▸ Task material
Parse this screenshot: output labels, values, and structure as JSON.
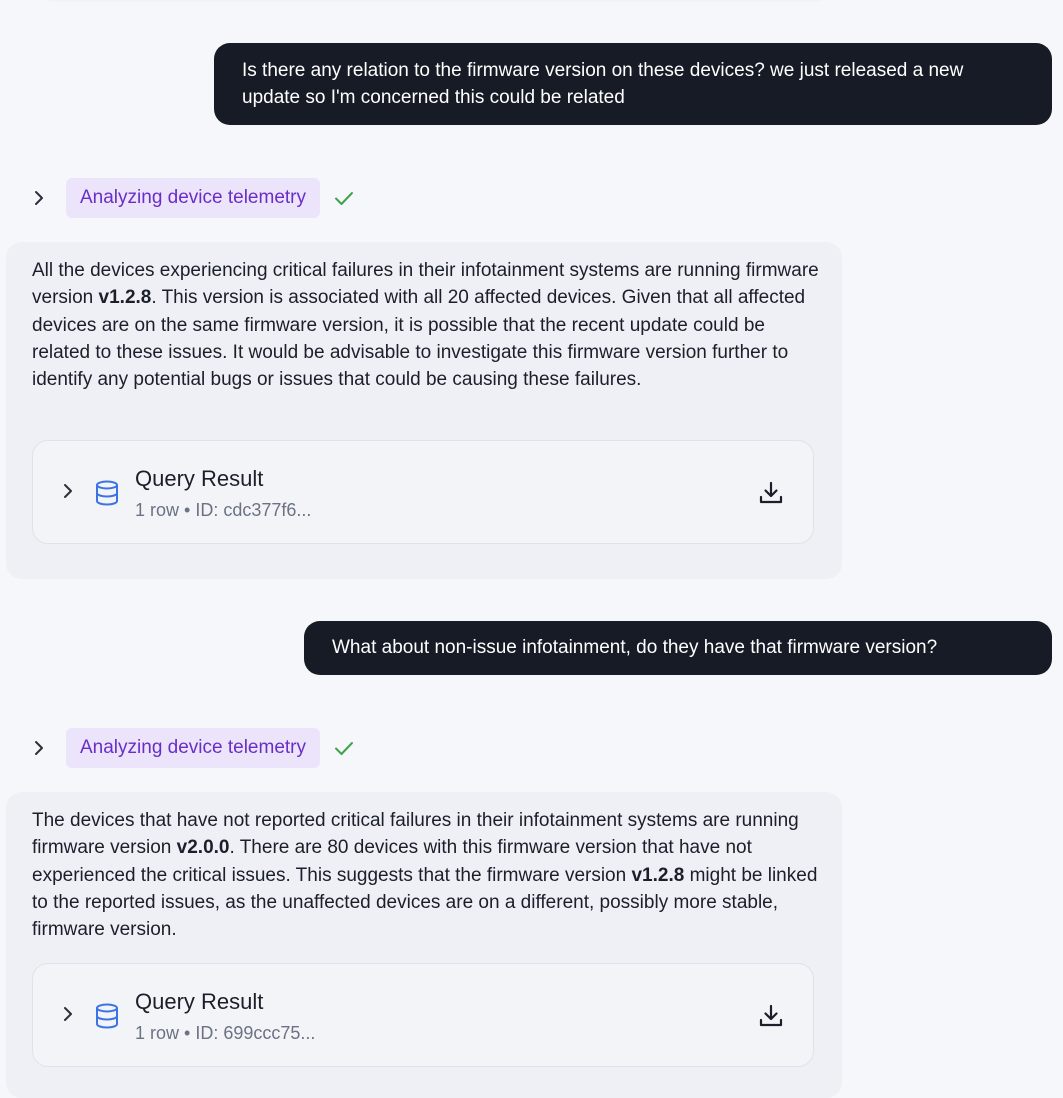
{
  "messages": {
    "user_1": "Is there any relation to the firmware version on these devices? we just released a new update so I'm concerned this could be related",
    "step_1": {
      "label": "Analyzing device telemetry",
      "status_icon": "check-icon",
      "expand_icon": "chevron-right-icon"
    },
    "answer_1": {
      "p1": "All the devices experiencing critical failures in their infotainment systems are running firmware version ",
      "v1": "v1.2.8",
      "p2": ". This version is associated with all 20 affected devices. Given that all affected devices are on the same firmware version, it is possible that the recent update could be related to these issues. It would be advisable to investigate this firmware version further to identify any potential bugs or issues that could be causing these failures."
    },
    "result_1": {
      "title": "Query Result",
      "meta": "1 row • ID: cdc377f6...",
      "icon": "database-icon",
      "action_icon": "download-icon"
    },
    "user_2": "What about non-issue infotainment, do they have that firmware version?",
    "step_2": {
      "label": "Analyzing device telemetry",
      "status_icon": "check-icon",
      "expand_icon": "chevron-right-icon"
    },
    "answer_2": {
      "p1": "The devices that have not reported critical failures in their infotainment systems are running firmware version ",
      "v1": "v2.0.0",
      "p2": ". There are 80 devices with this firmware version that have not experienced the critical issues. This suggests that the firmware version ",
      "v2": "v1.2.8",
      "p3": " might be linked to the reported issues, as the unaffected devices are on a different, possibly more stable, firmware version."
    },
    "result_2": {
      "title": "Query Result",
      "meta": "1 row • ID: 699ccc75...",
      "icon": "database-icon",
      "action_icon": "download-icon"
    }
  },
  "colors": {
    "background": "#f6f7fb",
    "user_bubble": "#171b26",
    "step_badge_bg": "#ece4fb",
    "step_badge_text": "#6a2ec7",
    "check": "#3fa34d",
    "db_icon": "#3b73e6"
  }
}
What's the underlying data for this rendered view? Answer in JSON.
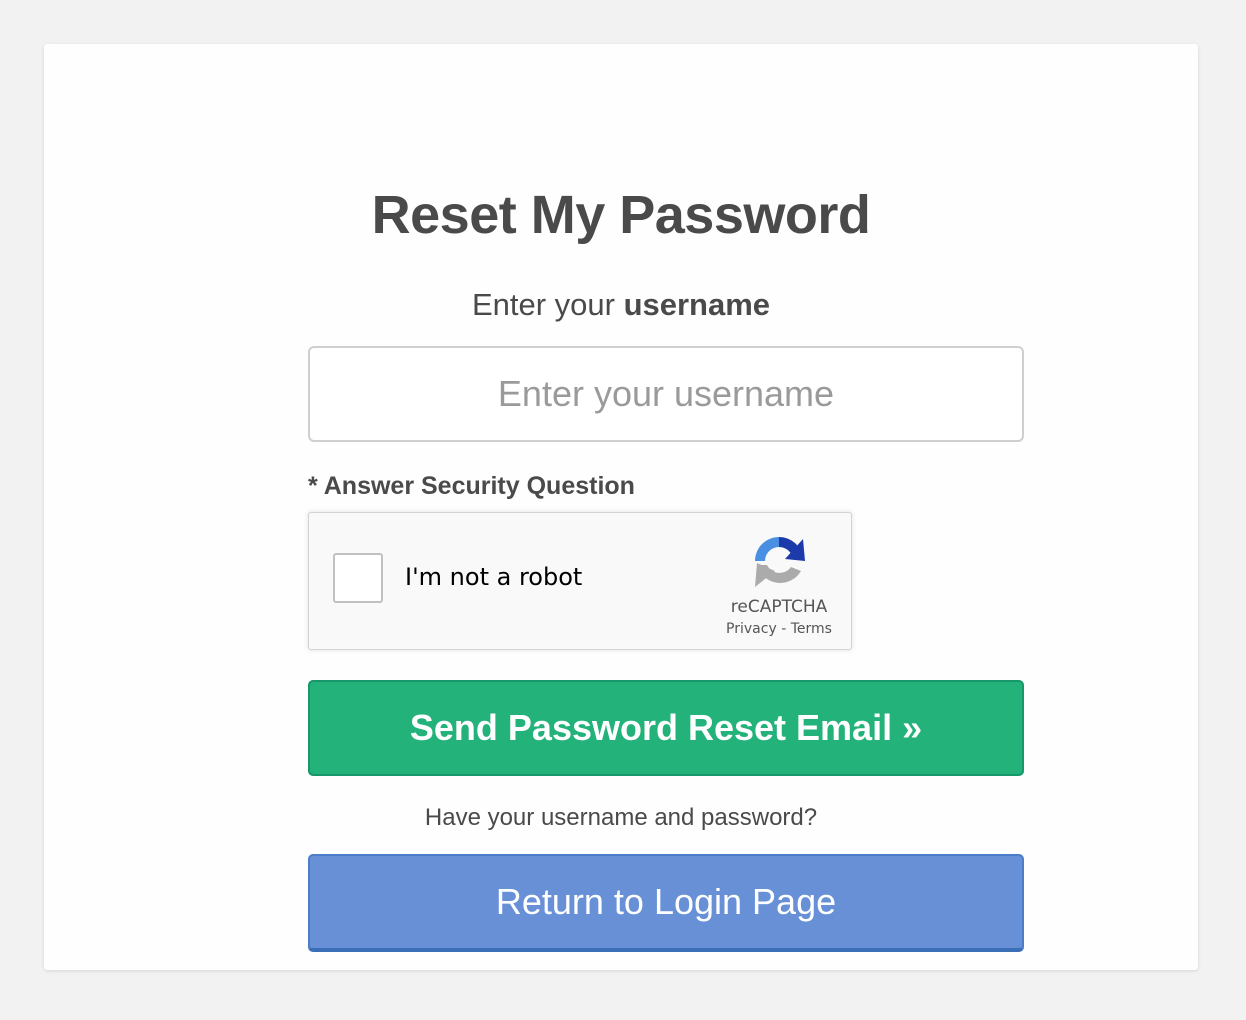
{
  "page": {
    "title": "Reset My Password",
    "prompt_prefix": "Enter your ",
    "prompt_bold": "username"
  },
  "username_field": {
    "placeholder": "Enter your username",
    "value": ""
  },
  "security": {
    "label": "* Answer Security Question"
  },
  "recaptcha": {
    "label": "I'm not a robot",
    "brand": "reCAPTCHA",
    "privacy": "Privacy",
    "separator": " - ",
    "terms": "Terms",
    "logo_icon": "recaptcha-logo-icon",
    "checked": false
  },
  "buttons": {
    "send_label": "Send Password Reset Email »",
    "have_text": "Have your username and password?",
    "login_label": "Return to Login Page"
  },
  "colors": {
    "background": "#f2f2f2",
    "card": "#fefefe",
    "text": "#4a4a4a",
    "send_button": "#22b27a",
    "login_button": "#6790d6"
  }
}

▸ Your task
Check each line above for the word "systems" and copy the ones that have it.

▸ Final result
      "p1": "All the devices experiencing critical failures in their infotainment systems are running firmware version ",
      "p1": "The devices that have not reported critical failures in their infotainment systems are running firmware version ",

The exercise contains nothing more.